TASK BRIEF: Quote the entries word for word. Omit the pictures.

INPUT MATERIAL:
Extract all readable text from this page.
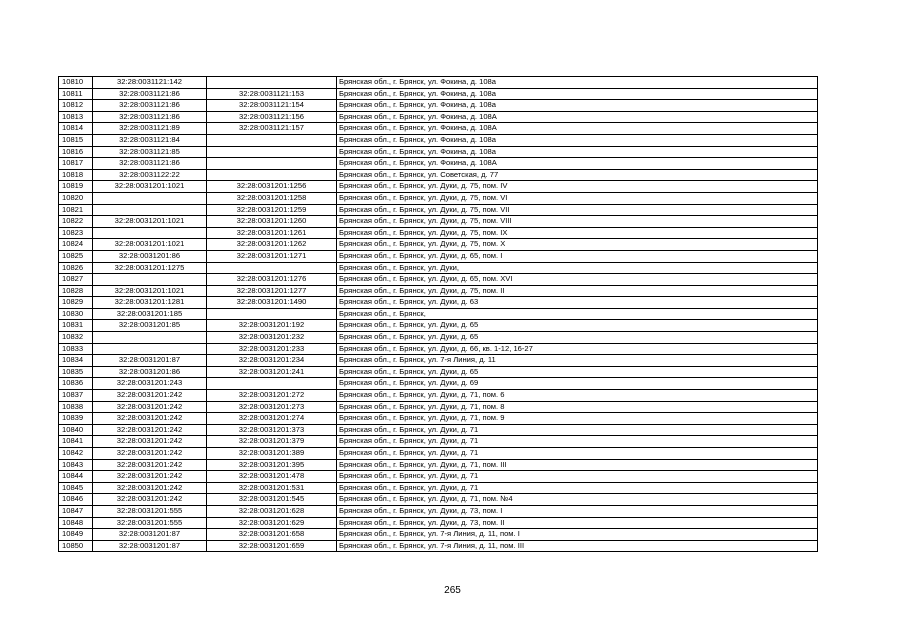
10810	32:28:0031121:142		Брянская обл., г. Брянск, ул. Фокина, д. 108а
10811	32:28:0031121:86	32:28:0031121:153	Брянская обл., г. Брянск, ул. Фокина, д. 108а
10812	32:28:0031121:86	32:28:0031121:154	Брянская обл., г. Брянск, ул. Фокина, д. 108а
10813	32:28:0031121:86	32:28:0031121:156	Брянская обл., г. Брянск, ул. Фокина, д. 108А
10814	32:28:0031121:89	32:28:0031121:157	Брянская обл., г. Брянск, ул. Фокина, д. 108А
10815	32:28:0031121:84		Брянская обл., г. Брянск, ул. Фокина, д. 108а
10816	32:28:0031121:85		Брянская обл., г. Брянск, ул. Фокина, д. 108а
10817	32:28:0031121:86		Брянская обл., г. Брянск, ул. Фокина, д. 108А
10818	32:28:0031122:22		Брянская обл., г. Брянск, ул. Советская, д. 77
10819	32:28:0031201:1021	32:28:0031201:1256	Брянская обл., г. Брянск, ул. Дуки, д. 75, пом. IV
10820		32:28:0031201:1258	Брянская обл., г. Брянск, ул. Дуки, д. 75, пом. VI
10821		32:28:0031201:1259	Брянская обл., г. Брянск, ул. Дуки, д. 75, пом. VII
10822	32:28:0031201:1021	32:28:0031201:1260	Брянская обл., г. Брянск, ул. Дуки, д. 75, пом. VIII
10823		32:28:0031201:1261	Брянская обл., г. Брянск, ул. Дуки, д. 75, пом. IX
10824	32:28:0031201:1021	32:28:0031201:1262	Брянская обл., г. Брянск, ул. Дуки, д. 75, пом. X
10825	32:28:0031201:86	32:28:0031201:1271	Брянская обл., г. Брянск, ул. Дуки, д. 65, пом. I
10826	32:28:0031201:1275		Брянская обл., г. Брянск, ул. Дуки,
10827		32:28:0031201:1276	Брянская обл., г. Брянск, ул. Дуки, д. 65, пом. XVI
10828	32:28:0031201:1021	32:28:0031201:1277	Брянская обл., г. Брянск, ул. Дуки, д. 75, пом. II
10829	32:28:0031201:1281	32:28:0031201:1490	Брянская обл., г. Брянск, ул. Дуки, д. 63
10830	32:28:0031201:185		Брянская обл., г. Брянск,
10831	32:28:0031201:85	32:28:0031201:192	Брянская обл., г. Брянск, ул. Дуки, д. 65
10832		32:28:0031201:232	Брянская обл., г. Брянск, ул. Дуки, д. 65
10833		32:28:0031201:233	Брянская обл., г. Брянск, ул. Дуки, д. 66, кв. 1-12, 16-27
10834	32:28:0031201:87	32:28:0031201:234	Брянская обл., г. Брянск, ул. 7-я Линия, д. 11
10835	32:28:0031201:86	32:28:0031201:241	Брянская обл., г. Брянск, ул. Дуки, д. 65
10836	32:28:0031201:243		Брянская обл., г. Брянск, ул. Дуки, д. 69
10837	32:28:0031201:242	32:28:0031201:272	Брянская обл., г. Брянск, ул. Дуки, д. 71, пом. 6
10838	32:28:0031201:242	32:28:0031201:273	Брянская обл., г. Брянск, ул. Дуки, д. 71, пом. 8
10839	32:28:0031201:242	32:28:0031201:274	Брянская обл., г. Брянск, ул. Дуки, д. 71, пом. 9
10840	32:28:0031201:242	32:28:0031201:373	Брянская обл., г. Брянск, ул. Дуки, д. 71
10841	32:28:0031201:242	32:28:0031201:379	Брянская обл., г. Брянск, ул. Дуки, д. 71
10842	32:28:0031201:242	32:28:0031201:389	Брянская обл., г. Брянск, ул. Дуки, д. 71
10843	32:28:0031201:242	32:28:0031201:395	Брянская обл., г. Брянск, ул. Дуки, д. 71, пом. III
10844	32:28:0031201:242	32:28:0031201:478	Брянская обл., г. Брянск, ул. Дуки, д. 71
10845	32:28:0031201:242	32:28:0031201:531	Брянская обл., г. Брянск, ул. Дуки, д. 71
10846	32:28:0031201:242	32:28:0031201:545	Брянская обл., г. Брянск, ул. Дуки, д. 71, пом. №4
10847	32:28:0031201:555	32:28:0031201:628	Брянская обл., г. Брянск, ул. Дуки, д. 73, пом. I
10848	32:28:0031201:555	32:28:0031201:629	Брянская обл., г. Брянск, ул. Дуки, д. 73, пом. II
10849	32:28:0031201:87	32:28:0031201:658	Брянская обл., г. Брянск, ул. 7-я Линия, д. 11, пом. I
10850	32:28:0031201:87	32:28:0031201:659	Брянская обл., г. Брянск, ул. 7-я Линия, д. 11, пом. III
265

RESULT OF THE TASK:
Extract all readable text from this page.
10810	32:28:0031121:142		Брянская обл., г. Брянск, ул. Фокина, д. 108а
10811	32:28:0031121:86	32:28:0031121:153	Брянская обл., г. Брянск, ул. Фокина, д. 108а
10812	32:28:0031121:86	32:28:0031121:154	Брянская обл., г. Брянск, ул. Фокина, д. 108а
10813	32:28:0031121:86	32:28:0031121:156	Брянская обл., г. Брянск, ул. Фокина, д. 108А
10814	32:28:0031121:89	32:28:0031121:157	Брянская обл., г. Брянск, ул. Фокина, д. 108А
10815	32:28:0031121:84		Брянская обл., г. Брянск, ул. Фокина, д. 108а
10816	32:28:0031121:85		Брянская обл., г. Брянск, ул. Фокина, д. 108а
10817	32:28:0031121:86		Брянская обл., г. Брянск, ул. Фокина, д. 108А
10818	32:28:0031122:22		Брянская обл., г. Брянск, ул. Советская, д. 77
10819	32:28:0031201:1021	32:28:0031201:1256	Брянская обл., г. Брянск, ул. Дуки, д. 75, пом. IV
10820		32:28:0031201:1258	Брянская обл., г. Брянск, ул. Дуки, д. 75, пом. VI
10821		32:28:0031201:1259	Брянская обл., г. Брянск, ул. Дуки, д. 75, пом. VII
10822	32:28:0031201:1021	32:28:0031201:1260	Брянская обл., г. Брянск, ул. Дуки, д. 75, пом. VIII
10823		32:28:0031201:1261	Брянская обл., г. Брянск, ул. Дуки, д. 75, пом. IX
10824	32:28:0031201:1021	32:28:0031201:1262	Брянская обл., г. Брянск, ул. Дуки, д. 75, пом. X
10825	32:28:0031201:86	32:28:0031201:1271	Брянская обл., г. Брянск, ул. Дуки, д. 65, пом. I
10826	32:28:0031201:1275		Брянская обл., г. Брянск, ул. Дуки,
10827		32:28:0031201:1276	Брянская обл., г. Брянск, ул. Дуки, д. 65, пом. XVI
10828	32:28:0031201:1021	32:28:0031201:1277	Брянская обл., г. Брянск, ул. Дуки, д. 75, пом. II
10829	32:28:0031201:1281	32:28:0031201:1490	Брянская обл., г. Брянск, ул. Дуки, д. 63
10830	32:28:0031201:185		Брянская обл., г. Брянск,
10831	32:28:0031201:85	32:28:0031201:192	Брянская обл., г. Брянск, ул. Дуки, д. 65
10832		32:28:0031201:232	Брянская обл., г. Брянск, ул. Дуки, д. 65
10833		32:28:0031201:233	Брянская обл., г. Брянск, ул. Дуки, д. 66, кв. 1-12, 16-27
10834	32:28:0031201:87	32:28:0031201:234	Брянская обл., г. Брянск, ул. 7-я Линия, д. 11
10835	32:28:0031201:86	32:28:0031201:241	Брянская обл., г. Брянск, ул. Дуки, д. 65
10836	32:28:0031201:243		Брянская обл., г. Брянск, ул. Дуки, д. 69
10837	32:28:0031201:242	32:28:0031201:272	Брянская обл., г. Брянск, ул. Дуки, д. 71, пом. 6
10838	32:28:0031201:242	32:28:0031201:273	Брянская обл., г. Брянск, ул. Дуки, д. 71, пом. 8
10839	32:28:0031201:242	32:28:0031201:274	Брянская обл., г. Брянск, ул. Дуки, д. 71, пом. 9
10840	32:28:0031201:242	32:28:0031201:373	Брянская обл., г. Брянск, ул. Дуки, д. 71
10841	32:28:0031201:242	32:28:0031201:379	Брянская обл., г. Брянск, ул. Дуки, д. 71
10842	32:28:0031201:242	32:28:0031201:389	Брянская обл., г. Брянск, ул. Дуки, д. 71
10843	32:28:0031201:242	32:28:0031201:395	Брянская обл., г. Брянск, ул. Дуки, д. 71, пом. III
10844	32:28:0031201:242	32:28:0031201:478	Брянская обл., г. Брянск, ул. Дуки, д. 71
10845	32:28:0031201:242	32:28:0031201:531	Брянская обл., г. Брянск, ул. Дуки, д. 71
10846	32:28:0031201:242	32:28:0031201:545	Брянская обл., г. Брянск, ул. Дуки, д. 71, пом. №4
10847	32:28:0031201:555	32:28:0031201:628	Брянская обл., г. Брянск, ул. Дуки, д. 73, пом. I
10848	32:28:0031201:555	32:28:0031201:629	Брянская обл., г. Брянск, ул. Дуки, д. 73, пом. II
10849	32:28:0031201:87	32:28:0031201:658	Брянская обл., г. Брянск, ул. 7-я Линия, д. 11, пом. I
10850	32:28:0031201:87	32:28:0031201:659	Брянская обл., г. Брянск, ул. 7-я Линия, д. 11, пом. III
265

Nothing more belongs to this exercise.